◆ WHAT YOU ARE ASKED TO DO ◆
Omit the pictures and return every entry exactly as written.

————————

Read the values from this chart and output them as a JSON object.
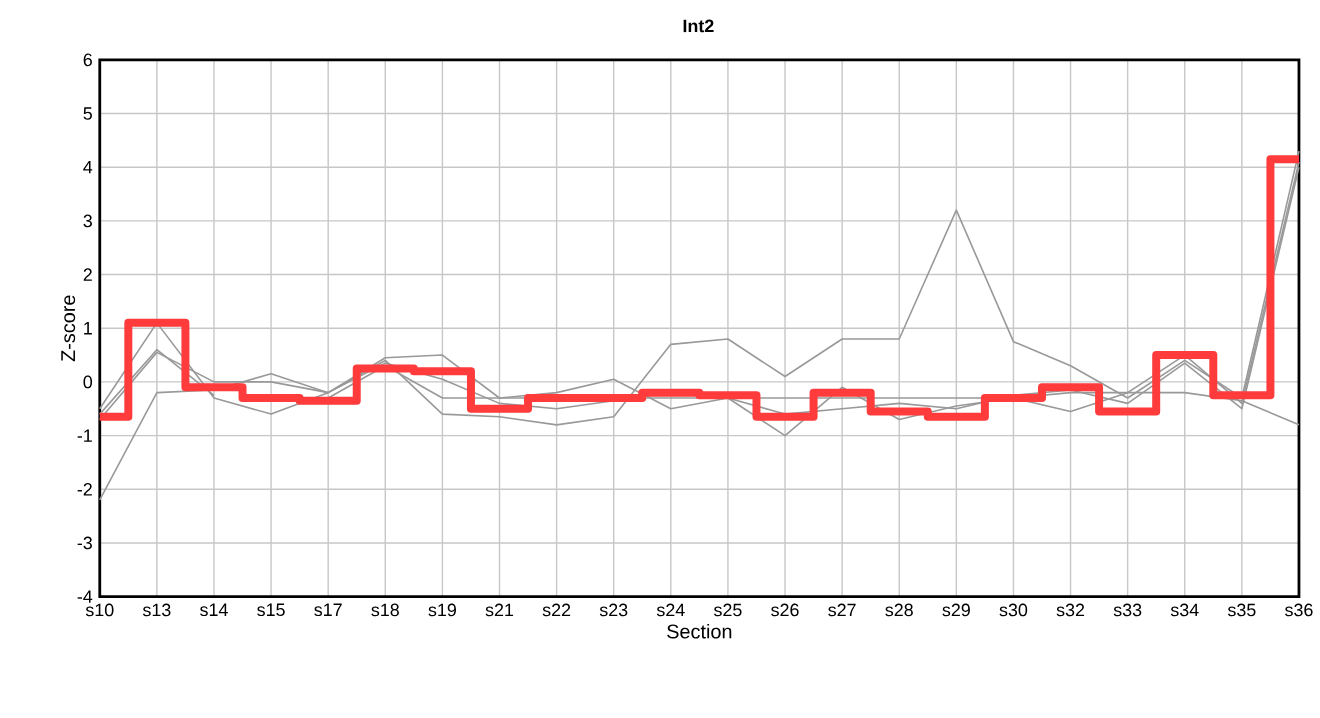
{
  "chart_data": {
    "type": "line",
    "title": "Int2",
    "xlabel": "Section",
    "ylabel": "Z-score",
    "categories": [
      "s10",
      "s13",
      "s14",
      "s15",
      "s17",
      "s18",
      "s19",
      "s21",
      "s22",
      "s23",
      "s24",
      "s25",
      "s26",
      "s27",
      "s28",
      "s29",
      "s30",
      "s32",
      "s33",
      "s34",
      "s35",
      "s36"
    ],
    "ylim": [
      -4,
      6
    ],
    "yticks": [
      -4,
      -3,
      -2,
      -1,
      0,
      1,
      2,
      3,
      4,
      5,
      6
    ],
    "grid": true,
    "marker": "none",
    "line_style": "solid",
    "series": [
      {
        "color": "#999999",
        "values": [
          -2.2,
          -0.2,
          -0.15,
          0.15,
          -0.2,
          0.4,
          -0.6,
          -0.65,
          -0.8,
          -0.65,
          0.7,
          0.8,
          0.1,
          0.8,
          0.8,
          3.2,
          0.75,
          0.3,
          -0.3,
          0.4,
          -0.3,
          4.3
        ]
      },
      {
        "color": "#999999",
        "values": [
          -0.5,
          1.1,
          -0.3,
          -0.6,
          -0.2,
          0.45,
          0.5,
          -0.3,
          -0.2,
          0.05,
          -0.5,
          -0.3,
          -1.0,
          -0.1,
          -0.7,
          -0.45,
          -0.3,
          -0.55,
          -0.2,
          0.5,
          -0.4,
          4.1
        ]
      },
      {
        "color": "#999999",
        "values": [
          -0.7,
          0.55,
          0.0,
          0.0,
          -0.2,
          0.35,
          0.05,
          -0.4,
          -0.5,
          -0.35,
          -0.2,
          -0.3,
          -0.6,
          -0.5,
          -0.4,
          -0.5,
          -0.25,
          -0.15,
          -0.4,
          0.35,
          -0.5,
          4.0
        ]
      },
      {
        "color": "#999999",
        "values": [
          -0.6,
          0.6,
          -0.25,
          null,
          -0.3,
          0.3,
          -0.3,
          -0.3,
          -0.3,
          -0.3,
          -0.3,
          -0.3,
          -0.3,
          -0.3,
          -0.3,
          -0.3,
          -0.3,
          -0.2,
          -0.2,
          -0.2,
          -0.35,
          -0.8
        ]
      },
      {
        "type": "step",
        "color": "#ff3b3b",
        "values": [
          -0.65,
          1.1,
          -0.1,
          -0.3,
          -0.35,
          0.25,
          0.2,
          -0.5,
          -0.3,
          -0.3,
          -0.2,
          -0.25,
          -0.65,
          -0.2,
          -0.55,
          -0.65,
          -0.3,
          -0.1,
          -0.55,
          0.5,
          -0.25,
          4.15
        ]
      }
    ]
  }
}
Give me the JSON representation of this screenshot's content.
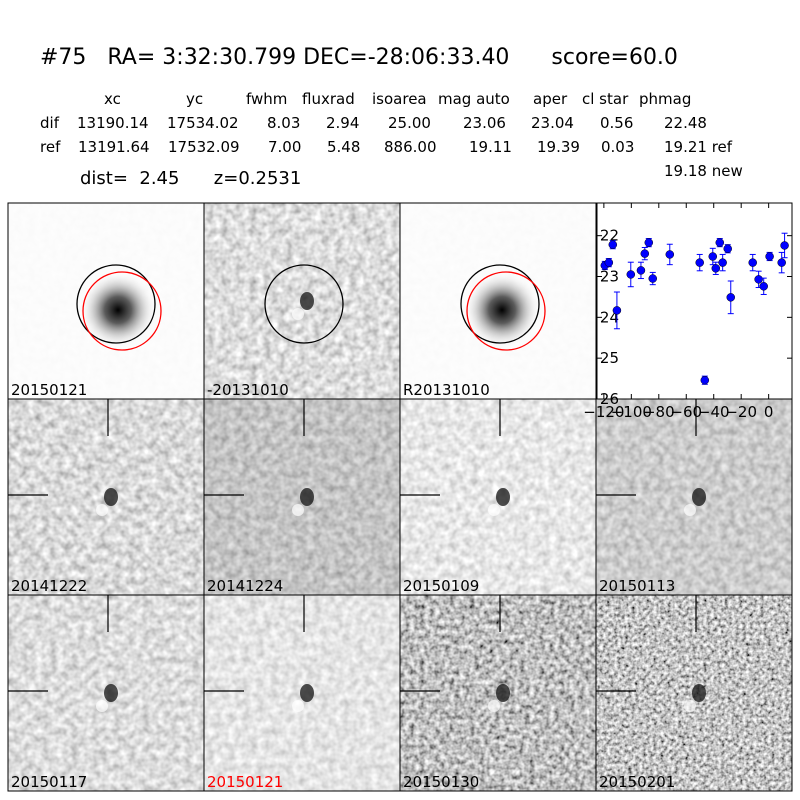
{
  "header": {
    "title": "#75   RA= 3:32:30.799 DEC=-28:06:33.40      score=60.0",
    "dist": "dist=  2.45      z=0.2531",
    "note": "19.18 new"
  },
  "table": {
    "columns": [
      "xc",
      "yc",
      "fwhm",
      "fluxrad",
      "isoarea",
      "mag auto",
      "aper",
      "cl star",
      "phmag"
    ],
    "rows": [
      [
        "dif",
        "13190.14",
        "17534.02",
        "8.03",
        "2.94",
        "25.00",
        "23.06",
        "23.04",
        "0.56",
        "22.48"
      ],
      [
        "ref",
        "13191.64",
        "17532.09",
        "7.00",
        "5.48",
        "886.00",
        "19.11",
        "19.39",
        "0.03",
        "19.21 ref"
      ]
    ]
  },
  "panels": [
    {
      "label": "20150121"
    },
    {
      "label": "-20131010"
    },
    {
      "label": "R20131010"
    },
    {
      "label": null
    },
    {
      "label": "20141222"
    },
    {
      "label": "20141224"
    },
    {
      "label": "20150109"
    },
    {
      "label": "20150113"
    },
    {
      "label": "20150117"
    },
    {
      "label": "20150121"
    },
    {
      "label": "20150130"
    },
    {
      "label": "20150201"
    }
  ],
  "chart_data": {
    "type": "scatter",
    "x": [
      -119.3,
      -116.4,
      -113.5,
      -110.5,
      -100.4,
      -93.0,
      -90.2,
      -87.3,
      -84.4,
      -72.0,
      -50.2,
      -46.5,
      -40.7,
      -38.5,
      -35.6,
      -33.5,
      -29.8,
      -27.6,
      -11.6,
      -7.3,
      -3.6,
      0.7,
      9.5,
      11.6
    ],
    "series": [
      {
        "color": "#0000ff",
        "values": [
          22.73,
          22.66,
          22.22,
          23.83,
          22.95,
          22.85,
          22.44,
          22.17,
          23.05,
          22.46,
          22.66,
          25.54,
          22.51,
          22.8,
          22.17,
          22.66,
          22.32,
          23.51,
          22.66,
          23.07,
          23.24,
          22.51,
          22.66,
          22.24
        ],
        "errors": [
          0.1,
          0.1,
          0.1,
          0.45,
          0.3,
          0.2,
          0.15,
          0.1,
          0.15,
          0.25,
          0.2,
          0.1,
          0.2,
          0.15,
          0.1,
          0.2,
          0.1,
          0.4,
          0.2,
          0.2,
          0.2,
          0.1,
          0.25,
          0.3
        ]
      }
    ],
    "xlim": [
      -125,
      17
    ],
    "ylim": [
      26,
      21.2
    ],
    "xticks": [
      {
        "value": -120,
        "label": "−120"
      },
      {
        "value": -100,
        "label": "−100"
      },
      {
        "value": -80,
        "label": "−80"
      },
      {
        "value": -60,
        "label": "−60"
      },
      {
        "value": -40,
        "label": "−40"
      },
      {
        "value": -20,
        "label": "−20"
      },
      0
    ],
    "yticks": [
      22,
      23,
      24,
      25,
      26
    ]
  }
}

————————

◆ RESULT ◆
Read the values from this chart and output them as a JSON object.
{
  "chart_data": {
    "type": "line",
    "title": "Int2",
    "xlabel": "Section",
    "ylabel": "Z-score",
    "categories": [
      "s10",
      "s13",
      "s14",
      "s15",
      "s17",
      "s18",
      "s19",
      "s21",
      "s22",
      "s23",
      "s24",
      "s25",
      "s26",
      "s27",
      "s28",
      "s29",
      "s30",
      "s32",
      "s33",
      "s34",
      "s35",
      "s36"
    ],
    "ylim": [
      -4,
      6
    ],
    "yticks": [
      -4,
      -3,
      -2,
      -1,
      0,
      1,
      2,
      3,
      4,
      5,
      6
    ],
    "grid": true,
    "marker": "none",
    "line_style": "solid",
    "series": [
      {
        "color": "#999999",
        "values": [
          -2.2,
          -0.2,
          -0.15,
          0.15,
          -0.2,
          0.4,
          -0.6,
          -0.65,
          -0.8,
          -0.65,
          0.7,
          0.8,
          0.1,
          0.8,
          0.8,
          3.2,
          0.75,
          0.3,
          -0.3,
          0.4,
          -0.3,
          4.3
        ]
      },
      {
        "color": "#999999",
        "values": [
          -0.5,
          1.1,
          -0.3,
          -0.6,
          -0.2,
          0.45,
          0.5,
          -0.3,
          -0.2,
          0.05,
          -0.5,
          -0.3,
          -1.0,
          -0.1,
          -0.7,
          -0.45,
          -0.3,
          -0.55,
          -0.2,
          0.5,
          -0.4,
          4.1
        ]
      },
      {
        "color": "#999999",
        "values": [
          -0.7,
          0.55,
          0.0,
          0.0,
          -0.2,
          0.35,
          0.05,
          -0.4,
          -0.5,
          -0.35,
          -0.2,
          -0.3,
          -0.6,
          -0.5,
          -0.4,
          -0.5,
          -0.25,
          -0.15,
          -0.4,
          0.35,
          -0.5,
          4.0
        ]
      },
      {
        "color": "#999999",
        "values": [
          -0.6,
          0.6,
          -0.25,
          null,
          -0.3,
          0.3,
          -0.3,
          -0.3,
          -0.3,
          -0.3,
          -0.3,
          -0.3,
          -0.3,
          -0.3,
          -0.3,
          -0.3,
          -0.3,
          -0.2,
          -0.2,
          -0.2,
          -0.35,
          -0.8
        ]
      },
      {
        "type": "step",
        "color": "#ff3b3b",
        "values": [
          -0.65,
          1.1,
          -0.1,
          -0.3,
          -0.35,
          0.25,
          0.2,
          -0.5,
          -0.3,
          -0.3,
          -0.2,
          -0.25,
          -0.65,
          -0.2,
          -0.55,
          -0.65,
          -0.3,
          -0.1,
          -0.55,
          0.5,
          -0.25,
          4.15
        ]
      }
    ]
  }
}
Give me the JSON representation of this screenshot's content.
{
  "header": {
    "title": "#75   RA= 3:32:30.799 DEC=-28:06:33.40      score=60.0",
    "dist": "dist=  2.45      z=0.2531",
    "note": "19.18 new"
  },
  "table": {
    "columns": [
      "xc",
      "yc",
      "fwhm",
      "fluxrad",
      "isoarea",
      "mag auto",
      "aper",
      "cl star",
      "phmag"
    ],
    "rows": [
      [
        "dif",
        "13190.14",
        "17534.02",
        "8.03",
        "2.94",
        "25.00",
        "23.06",
        "23.04",
        "0.56",
        "22.48"
      ],
      [
        "ref",
        "13191.64",
        "17532.09",
        "7.00",
        "5.48",
        "886.00",
        "19.11",
        "19.39",
        "0.03",
        "19.21 ref"
      ]
    ]
  },
  "panels": [
    {
      "label": "20150121"
    },
    {
      "label": "-20131010"
    },
    {
      "label": "R20131010"
    },
    {
      "label": null
    },
    {
      "label": "20141222"
    },
    {
      "label": "20141224"
    },
    {
      "label": "20150109"
    },
    {
      "label": "20150113"
    },
    {
      "label": "20150117"
    },
    {
      "label": "20150121"
    },
    {
      "label": "20150130"
    },
    {
      "label": "20150201"
    }
  ],
  "chart_data": {
    "type": "scatter",
    "x": [
      -119.3,
      -116.4,
      -113.5,
      -110.5,
      -100.4,
      -93.0,
      -90.2,
      -87.3,
      -84.4,
      -72.0,
      -50.2,
      -46.5,
      -40.7,
      -38.5,
      -35.6,
      -33.5,
      -29.8,
      -27.6,
      -11.6,
      -7.3,
      -3.6,
      0.7,
      9.5,
      11.6
    ],
    "series": [
      {
        "color": "#0000ff",
        "values": [
          22.73,
          22.66,
          22.22,
          23.83,
          22.95,
          22.85,
          22.44,
          22.17,
          23.05,
          22.46,
          22.66,
          25.54,
          22.51,
          22.8,
          22.17,
          22.66,
          22.32,
          23.51,
          22.66,
          23.07,
          23.24,
          22.51,
          22.66,
          22.24
        ],
        "errors": [
          0.1,
          0.1,
          0.1,
          0.45,
          0.3,
          0.2,
          0.15,
          0.1,
          0.15,
          0.25,
          0.2,
          0.1,
          0.2,
          0.15,
          0.1,
          0.2,
          0.1,
          0.4,
          0.2,
          0.2,
          0.2,
          0.1,
          0.25,
          0.3
        ]
      }
    ],
    "xlim": [
      -125,
      17
    ],
    "ylim": [
      26,
      21.2
    ],
    "xticks": [
      {
        "value": -120,
        "label": "−120"
      },
      {
        "value": -100,
        "label": "−100"
      },
      {
        "value": -80,
        "label": "−80"
      },
      {
        "value": -60,
        "label": "−60"
      },
      {
        "value": -40,
        "label": "−40"
      },
      {
        "value": -20,
        "label": "−20"
      },
      0
    ],
    "yticks": [
      22,
      23,
      24,
      25,
      26
    ]
  }
}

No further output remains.